▶ _Direction_
Go through the entries below and count the lines holding the word "this". Reply with only the number, please.

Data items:

________________

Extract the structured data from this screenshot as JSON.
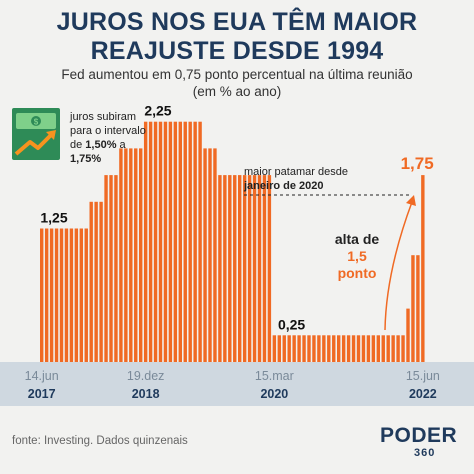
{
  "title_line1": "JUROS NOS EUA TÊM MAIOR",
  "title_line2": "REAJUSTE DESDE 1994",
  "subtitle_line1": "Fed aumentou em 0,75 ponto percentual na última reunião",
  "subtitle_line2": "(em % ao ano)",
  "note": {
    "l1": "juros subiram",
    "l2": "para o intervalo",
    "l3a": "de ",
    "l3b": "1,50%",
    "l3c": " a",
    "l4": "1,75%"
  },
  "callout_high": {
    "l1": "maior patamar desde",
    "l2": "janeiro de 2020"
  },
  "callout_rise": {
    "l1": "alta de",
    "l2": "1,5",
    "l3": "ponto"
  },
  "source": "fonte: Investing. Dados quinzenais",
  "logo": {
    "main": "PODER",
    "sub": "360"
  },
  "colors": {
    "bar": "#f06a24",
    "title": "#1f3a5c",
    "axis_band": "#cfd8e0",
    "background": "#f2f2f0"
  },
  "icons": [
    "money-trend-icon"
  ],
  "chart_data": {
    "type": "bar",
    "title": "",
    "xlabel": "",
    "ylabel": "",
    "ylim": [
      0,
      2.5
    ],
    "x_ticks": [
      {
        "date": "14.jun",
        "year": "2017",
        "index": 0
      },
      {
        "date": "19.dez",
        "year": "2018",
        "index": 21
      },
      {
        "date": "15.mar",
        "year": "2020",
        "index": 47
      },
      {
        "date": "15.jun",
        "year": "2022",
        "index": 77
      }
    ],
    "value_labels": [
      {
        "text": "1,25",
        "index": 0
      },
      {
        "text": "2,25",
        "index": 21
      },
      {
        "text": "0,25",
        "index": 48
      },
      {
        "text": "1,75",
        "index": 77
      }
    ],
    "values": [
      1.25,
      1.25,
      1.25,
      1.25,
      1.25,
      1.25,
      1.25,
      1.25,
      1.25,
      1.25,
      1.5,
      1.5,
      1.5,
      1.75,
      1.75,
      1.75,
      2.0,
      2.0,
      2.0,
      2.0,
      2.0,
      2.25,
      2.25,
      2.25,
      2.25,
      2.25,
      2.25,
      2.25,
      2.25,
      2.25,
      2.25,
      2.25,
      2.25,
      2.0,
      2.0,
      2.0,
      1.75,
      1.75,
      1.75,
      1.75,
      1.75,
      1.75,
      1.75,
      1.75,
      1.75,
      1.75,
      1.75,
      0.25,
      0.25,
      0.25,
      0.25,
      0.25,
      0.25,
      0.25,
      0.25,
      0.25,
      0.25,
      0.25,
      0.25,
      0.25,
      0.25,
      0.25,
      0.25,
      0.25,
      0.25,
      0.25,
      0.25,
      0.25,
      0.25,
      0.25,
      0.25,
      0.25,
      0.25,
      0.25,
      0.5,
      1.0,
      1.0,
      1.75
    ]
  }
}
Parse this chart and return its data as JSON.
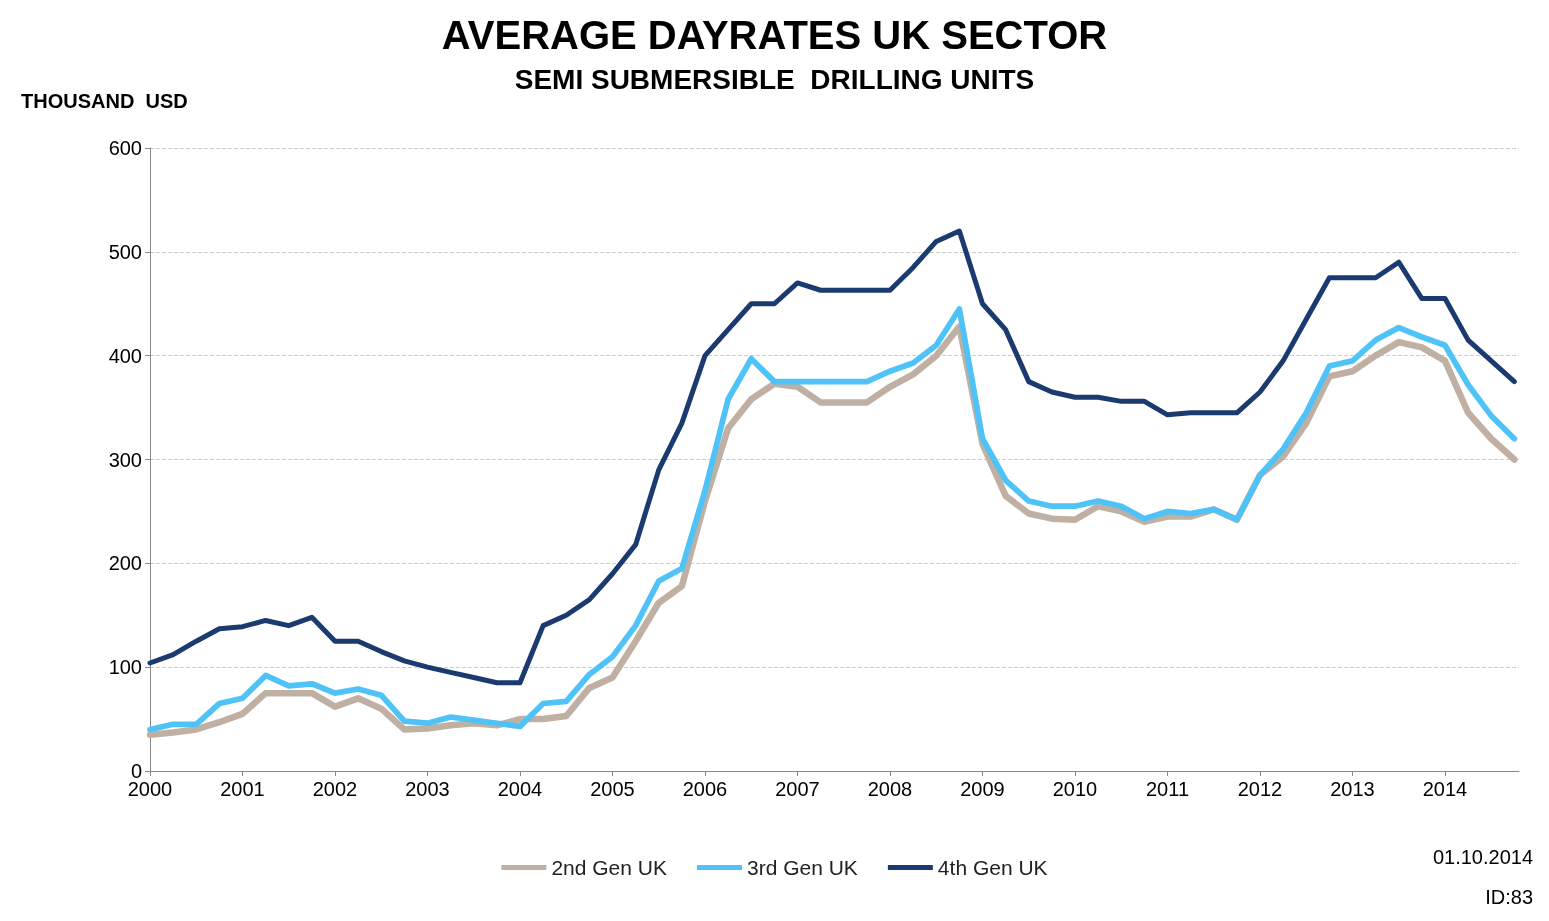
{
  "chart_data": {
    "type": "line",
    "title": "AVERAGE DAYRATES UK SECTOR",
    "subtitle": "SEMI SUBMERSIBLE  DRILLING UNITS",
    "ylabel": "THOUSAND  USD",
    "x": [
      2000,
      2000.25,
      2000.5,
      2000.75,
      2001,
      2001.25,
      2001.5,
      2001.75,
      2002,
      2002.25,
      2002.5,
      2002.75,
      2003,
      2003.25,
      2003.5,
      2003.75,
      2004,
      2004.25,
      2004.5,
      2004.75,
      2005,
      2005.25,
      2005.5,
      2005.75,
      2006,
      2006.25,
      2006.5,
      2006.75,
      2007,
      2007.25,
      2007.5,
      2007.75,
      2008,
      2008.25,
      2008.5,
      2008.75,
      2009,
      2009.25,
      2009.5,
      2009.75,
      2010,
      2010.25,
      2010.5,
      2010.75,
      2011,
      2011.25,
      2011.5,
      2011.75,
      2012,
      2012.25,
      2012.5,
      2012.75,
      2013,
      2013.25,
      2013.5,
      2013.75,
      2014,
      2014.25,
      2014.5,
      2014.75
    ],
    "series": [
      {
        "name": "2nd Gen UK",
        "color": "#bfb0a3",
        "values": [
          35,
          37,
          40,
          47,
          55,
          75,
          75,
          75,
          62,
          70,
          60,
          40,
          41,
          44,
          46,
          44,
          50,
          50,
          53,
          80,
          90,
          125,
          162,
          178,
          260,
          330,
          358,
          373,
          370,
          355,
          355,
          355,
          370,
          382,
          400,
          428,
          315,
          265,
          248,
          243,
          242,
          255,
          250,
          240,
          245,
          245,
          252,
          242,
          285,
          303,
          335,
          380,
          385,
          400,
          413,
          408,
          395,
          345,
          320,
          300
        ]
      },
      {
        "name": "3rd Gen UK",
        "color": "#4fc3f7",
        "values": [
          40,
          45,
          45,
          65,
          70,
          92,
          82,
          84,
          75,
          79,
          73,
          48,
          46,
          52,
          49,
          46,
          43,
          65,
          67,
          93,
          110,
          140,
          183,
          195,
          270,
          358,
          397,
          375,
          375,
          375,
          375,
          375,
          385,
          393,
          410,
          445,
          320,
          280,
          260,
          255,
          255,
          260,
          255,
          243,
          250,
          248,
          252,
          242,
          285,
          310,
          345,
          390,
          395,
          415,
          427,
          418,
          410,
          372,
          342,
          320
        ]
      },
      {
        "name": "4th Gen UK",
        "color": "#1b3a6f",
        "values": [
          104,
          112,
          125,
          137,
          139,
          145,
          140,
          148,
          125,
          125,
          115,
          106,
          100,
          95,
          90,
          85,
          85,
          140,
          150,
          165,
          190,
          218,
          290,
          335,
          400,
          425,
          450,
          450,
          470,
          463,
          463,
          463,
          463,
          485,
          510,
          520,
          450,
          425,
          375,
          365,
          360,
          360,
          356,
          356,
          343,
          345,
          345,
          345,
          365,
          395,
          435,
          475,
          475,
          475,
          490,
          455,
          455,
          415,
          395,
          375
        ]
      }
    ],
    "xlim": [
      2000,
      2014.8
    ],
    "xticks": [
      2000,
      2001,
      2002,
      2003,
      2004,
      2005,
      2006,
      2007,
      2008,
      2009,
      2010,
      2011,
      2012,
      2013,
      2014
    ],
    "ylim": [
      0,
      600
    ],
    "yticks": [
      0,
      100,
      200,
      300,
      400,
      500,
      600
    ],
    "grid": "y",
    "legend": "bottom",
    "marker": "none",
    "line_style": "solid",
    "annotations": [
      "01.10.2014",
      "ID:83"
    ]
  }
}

________________

▶ _Task output_
2